→ PROBLEM STATEMENT
Identify the lines that contain the string "pasti" and copy all of them.

→ MATERIAL PROVIDED

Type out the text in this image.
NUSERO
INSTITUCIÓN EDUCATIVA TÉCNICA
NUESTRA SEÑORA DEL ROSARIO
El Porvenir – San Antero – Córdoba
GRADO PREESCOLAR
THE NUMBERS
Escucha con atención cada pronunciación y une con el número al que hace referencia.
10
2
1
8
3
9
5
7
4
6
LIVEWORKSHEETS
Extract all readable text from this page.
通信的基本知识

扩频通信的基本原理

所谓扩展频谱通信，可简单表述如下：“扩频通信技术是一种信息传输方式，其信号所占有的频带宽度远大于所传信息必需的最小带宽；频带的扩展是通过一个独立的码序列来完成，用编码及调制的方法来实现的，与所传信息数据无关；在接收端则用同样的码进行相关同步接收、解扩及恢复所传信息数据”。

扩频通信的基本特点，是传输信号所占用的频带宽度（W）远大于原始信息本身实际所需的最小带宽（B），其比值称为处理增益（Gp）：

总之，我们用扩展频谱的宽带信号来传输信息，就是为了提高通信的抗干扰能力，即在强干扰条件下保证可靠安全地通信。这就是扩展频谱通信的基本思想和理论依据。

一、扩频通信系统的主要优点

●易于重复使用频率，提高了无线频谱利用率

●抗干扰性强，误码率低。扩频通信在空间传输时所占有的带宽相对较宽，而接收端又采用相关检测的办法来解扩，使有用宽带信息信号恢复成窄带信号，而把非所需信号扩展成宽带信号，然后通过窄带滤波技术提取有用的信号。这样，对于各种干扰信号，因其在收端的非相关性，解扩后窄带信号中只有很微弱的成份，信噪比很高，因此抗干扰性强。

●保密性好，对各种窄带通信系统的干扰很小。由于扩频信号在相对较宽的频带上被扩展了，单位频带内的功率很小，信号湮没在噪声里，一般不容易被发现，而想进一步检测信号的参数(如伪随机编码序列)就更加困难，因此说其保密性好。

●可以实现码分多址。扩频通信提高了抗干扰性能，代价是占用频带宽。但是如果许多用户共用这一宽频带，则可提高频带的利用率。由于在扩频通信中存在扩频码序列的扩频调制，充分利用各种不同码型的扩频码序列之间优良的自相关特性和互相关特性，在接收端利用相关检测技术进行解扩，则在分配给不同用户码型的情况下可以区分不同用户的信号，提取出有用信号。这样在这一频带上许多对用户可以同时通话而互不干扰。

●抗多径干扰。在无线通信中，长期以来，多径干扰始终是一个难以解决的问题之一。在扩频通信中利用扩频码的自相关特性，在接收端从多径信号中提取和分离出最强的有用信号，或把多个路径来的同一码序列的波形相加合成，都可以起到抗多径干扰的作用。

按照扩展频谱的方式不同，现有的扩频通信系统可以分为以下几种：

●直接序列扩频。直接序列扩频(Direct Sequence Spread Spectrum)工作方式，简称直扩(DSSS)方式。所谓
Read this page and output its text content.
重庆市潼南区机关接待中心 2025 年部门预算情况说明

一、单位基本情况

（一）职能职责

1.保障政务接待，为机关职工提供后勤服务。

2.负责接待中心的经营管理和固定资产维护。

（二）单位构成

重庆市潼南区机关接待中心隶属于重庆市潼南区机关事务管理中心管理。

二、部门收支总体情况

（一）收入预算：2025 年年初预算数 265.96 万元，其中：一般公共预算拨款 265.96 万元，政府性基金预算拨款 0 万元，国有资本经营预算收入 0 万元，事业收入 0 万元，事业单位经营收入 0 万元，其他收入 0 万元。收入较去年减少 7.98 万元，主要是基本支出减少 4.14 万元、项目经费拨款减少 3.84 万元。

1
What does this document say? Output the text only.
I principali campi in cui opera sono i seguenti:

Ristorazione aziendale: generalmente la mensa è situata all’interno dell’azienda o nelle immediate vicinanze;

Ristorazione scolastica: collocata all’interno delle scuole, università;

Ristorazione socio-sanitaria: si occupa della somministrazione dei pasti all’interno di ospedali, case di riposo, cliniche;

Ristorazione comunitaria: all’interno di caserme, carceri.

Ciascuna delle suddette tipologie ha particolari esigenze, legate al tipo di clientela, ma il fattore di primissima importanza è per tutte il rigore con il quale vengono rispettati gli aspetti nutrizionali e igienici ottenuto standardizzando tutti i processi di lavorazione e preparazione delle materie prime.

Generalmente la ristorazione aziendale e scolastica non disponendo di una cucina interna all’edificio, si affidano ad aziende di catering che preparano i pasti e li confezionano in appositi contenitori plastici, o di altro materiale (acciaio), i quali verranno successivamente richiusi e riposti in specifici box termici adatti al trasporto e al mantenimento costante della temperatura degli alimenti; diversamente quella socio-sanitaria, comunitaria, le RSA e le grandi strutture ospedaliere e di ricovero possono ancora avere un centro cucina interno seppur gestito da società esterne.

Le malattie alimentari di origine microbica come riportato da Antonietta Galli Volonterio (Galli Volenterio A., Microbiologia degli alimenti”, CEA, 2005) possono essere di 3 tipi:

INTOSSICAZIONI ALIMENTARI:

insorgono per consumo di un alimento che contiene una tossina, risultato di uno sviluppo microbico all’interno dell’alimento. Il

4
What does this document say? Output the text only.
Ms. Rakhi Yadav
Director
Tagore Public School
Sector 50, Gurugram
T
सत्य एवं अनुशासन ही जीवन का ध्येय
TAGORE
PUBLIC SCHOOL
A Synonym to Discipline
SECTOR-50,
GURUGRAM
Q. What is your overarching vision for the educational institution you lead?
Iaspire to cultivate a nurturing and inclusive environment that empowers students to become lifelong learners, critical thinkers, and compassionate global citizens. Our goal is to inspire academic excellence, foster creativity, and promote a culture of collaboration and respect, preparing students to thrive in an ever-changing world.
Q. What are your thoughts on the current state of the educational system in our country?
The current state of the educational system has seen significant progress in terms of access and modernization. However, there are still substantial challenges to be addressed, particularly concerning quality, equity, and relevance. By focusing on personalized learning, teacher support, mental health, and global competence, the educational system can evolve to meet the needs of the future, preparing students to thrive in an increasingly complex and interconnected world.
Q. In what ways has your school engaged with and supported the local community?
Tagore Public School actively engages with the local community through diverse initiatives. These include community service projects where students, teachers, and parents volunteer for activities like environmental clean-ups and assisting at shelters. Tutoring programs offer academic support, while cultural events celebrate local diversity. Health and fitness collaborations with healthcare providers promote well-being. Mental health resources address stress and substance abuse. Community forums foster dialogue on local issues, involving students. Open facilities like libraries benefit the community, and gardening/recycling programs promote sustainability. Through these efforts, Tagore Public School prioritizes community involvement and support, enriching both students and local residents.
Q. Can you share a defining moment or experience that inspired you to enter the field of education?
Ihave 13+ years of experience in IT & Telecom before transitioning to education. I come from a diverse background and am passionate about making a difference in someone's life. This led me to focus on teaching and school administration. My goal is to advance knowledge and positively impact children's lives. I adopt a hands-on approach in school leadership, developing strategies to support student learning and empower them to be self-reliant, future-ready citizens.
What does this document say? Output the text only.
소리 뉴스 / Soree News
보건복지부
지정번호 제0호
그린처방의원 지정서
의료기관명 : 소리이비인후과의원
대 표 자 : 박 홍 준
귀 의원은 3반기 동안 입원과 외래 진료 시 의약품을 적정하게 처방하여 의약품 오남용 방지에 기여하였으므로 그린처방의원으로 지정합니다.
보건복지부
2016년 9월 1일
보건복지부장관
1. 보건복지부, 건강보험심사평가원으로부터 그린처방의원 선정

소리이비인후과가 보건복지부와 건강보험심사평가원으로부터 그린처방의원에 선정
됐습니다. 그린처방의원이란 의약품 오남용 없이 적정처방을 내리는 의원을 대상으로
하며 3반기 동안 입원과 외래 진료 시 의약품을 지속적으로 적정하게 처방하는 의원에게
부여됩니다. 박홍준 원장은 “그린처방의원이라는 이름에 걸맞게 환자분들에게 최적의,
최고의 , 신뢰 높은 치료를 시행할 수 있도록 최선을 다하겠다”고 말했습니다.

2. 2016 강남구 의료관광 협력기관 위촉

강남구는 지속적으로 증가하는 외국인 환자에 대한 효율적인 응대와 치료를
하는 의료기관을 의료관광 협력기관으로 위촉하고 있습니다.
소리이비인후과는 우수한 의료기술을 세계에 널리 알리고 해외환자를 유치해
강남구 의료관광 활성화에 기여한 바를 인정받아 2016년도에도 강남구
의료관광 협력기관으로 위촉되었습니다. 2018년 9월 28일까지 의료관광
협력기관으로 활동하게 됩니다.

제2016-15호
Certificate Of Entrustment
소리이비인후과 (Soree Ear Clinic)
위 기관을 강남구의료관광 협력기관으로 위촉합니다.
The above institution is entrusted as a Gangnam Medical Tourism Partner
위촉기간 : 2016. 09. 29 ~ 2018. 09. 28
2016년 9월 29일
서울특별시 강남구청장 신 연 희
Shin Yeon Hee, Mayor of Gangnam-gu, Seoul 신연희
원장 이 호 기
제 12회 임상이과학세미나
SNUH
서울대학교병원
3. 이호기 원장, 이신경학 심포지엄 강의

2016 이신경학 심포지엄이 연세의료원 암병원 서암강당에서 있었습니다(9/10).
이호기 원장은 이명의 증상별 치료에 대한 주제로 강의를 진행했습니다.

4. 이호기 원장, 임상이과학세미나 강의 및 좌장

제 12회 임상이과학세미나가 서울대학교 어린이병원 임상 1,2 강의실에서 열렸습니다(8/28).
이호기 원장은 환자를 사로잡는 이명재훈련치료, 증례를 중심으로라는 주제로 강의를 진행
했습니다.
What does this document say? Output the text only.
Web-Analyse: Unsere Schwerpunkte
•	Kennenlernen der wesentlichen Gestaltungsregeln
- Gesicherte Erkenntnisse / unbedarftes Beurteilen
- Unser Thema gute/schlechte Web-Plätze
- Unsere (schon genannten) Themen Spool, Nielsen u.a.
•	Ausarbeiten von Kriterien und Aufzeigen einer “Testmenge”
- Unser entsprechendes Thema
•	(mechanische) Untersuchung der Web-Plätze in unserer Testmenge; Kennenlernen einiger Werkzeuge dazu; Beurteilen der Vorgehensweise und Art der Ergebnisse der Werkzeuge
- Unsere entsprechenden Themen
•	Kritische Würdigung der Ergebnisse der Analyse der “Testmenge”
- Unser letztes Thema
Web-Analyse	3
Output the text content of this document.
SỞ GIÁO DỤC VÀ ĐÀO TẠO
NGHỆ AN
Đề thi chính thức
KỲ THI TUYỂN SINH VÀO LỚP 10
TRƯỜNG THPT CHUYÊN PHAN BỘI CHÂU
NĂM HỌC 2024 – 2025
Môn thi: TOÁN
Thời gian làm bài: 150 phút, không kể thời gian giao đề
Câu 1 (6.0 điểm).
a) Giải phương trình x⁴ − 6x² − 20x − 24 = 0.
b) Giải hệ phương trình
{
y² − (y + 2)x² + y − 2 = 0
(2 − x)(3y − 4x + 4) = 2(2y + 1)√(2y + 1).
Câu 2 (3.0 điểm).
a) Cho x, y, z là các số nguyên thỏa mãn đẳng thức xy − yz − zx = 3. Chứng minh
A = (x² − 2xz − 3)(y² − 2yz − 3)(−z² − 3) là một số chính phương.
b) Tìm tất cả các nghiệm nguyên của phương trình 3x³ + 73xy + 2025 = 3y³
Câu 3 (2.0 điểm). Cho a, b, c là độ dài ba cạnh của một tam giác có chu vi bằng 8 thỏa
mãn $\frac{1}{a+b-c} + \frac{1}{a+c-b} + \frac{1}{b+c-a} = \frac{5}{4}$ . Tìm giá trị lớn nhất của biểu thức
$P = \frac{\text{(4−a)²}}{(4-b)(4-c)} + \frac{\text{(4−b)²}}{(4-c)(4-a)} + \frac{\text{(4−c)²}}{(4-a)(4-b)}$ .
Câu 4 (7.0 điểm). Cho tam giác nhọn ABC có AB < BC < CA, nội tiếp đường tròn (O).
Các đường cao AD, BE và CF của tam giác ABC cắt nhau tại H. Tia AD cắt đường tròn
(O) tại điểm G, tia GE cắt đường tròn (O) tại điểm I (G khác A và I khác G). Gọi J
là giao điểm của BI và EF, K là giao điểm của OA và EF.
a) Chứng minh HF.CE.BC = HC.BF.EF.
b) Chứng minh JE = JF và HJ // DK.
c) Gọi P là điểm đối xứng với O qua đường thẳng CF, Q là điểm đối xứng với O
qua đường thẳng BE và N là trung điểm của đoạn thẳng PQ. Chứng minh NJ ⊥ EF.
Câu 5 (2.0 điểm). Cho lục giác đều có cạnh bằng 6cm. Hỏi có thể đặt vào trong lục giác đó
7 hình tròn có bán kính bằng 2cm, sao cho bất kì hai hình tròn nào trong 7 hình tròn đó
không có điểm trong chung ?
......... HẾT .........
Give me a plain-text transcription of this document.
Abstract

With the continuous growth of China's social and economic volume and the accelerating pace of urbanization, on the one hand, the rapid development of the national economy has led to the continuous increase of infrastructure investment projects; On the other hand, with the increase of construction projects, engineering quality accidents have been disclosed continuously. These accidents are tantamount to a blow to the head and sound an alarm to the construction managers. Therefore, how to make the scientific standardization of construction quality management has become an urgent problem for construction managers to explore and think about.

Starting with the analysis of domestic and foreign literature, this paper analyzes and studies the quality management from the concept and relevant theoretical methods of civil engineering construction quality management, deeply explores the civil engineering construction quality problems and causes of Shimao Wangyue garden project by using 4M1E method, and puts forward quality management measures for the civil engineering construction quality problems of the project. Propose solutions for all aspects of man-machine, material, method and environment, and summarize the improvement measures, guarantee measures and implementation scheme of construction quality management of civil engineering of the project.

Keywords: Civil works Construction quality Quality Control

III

→ SOLUTION TO THIS TASK
Ristorazione socio-sanitaria: si occupa della somministrazione dei pasti all’interno di ospedali, case di riposo, cliniche;
Generalmente la ristorazione aziendale e scolastica non disponendo di una cucina interna all’edificio, si affidano ad aziende di catering che preparano i pasti e li confezionano in appositi contenitori plastici, o di altro materiale (acciaio), i quali verranno successivamente richiusi e riposti in specifici box termici adatti al trasporto e al mantenimento costante della temperatura degli alimenti; diversamente quella socio-sanitaria, comunitaria, le RSA e le grandi strutture ospedaliere e di ricovero possono ancora avere un centro cucina interno seppur gestito da società esterne.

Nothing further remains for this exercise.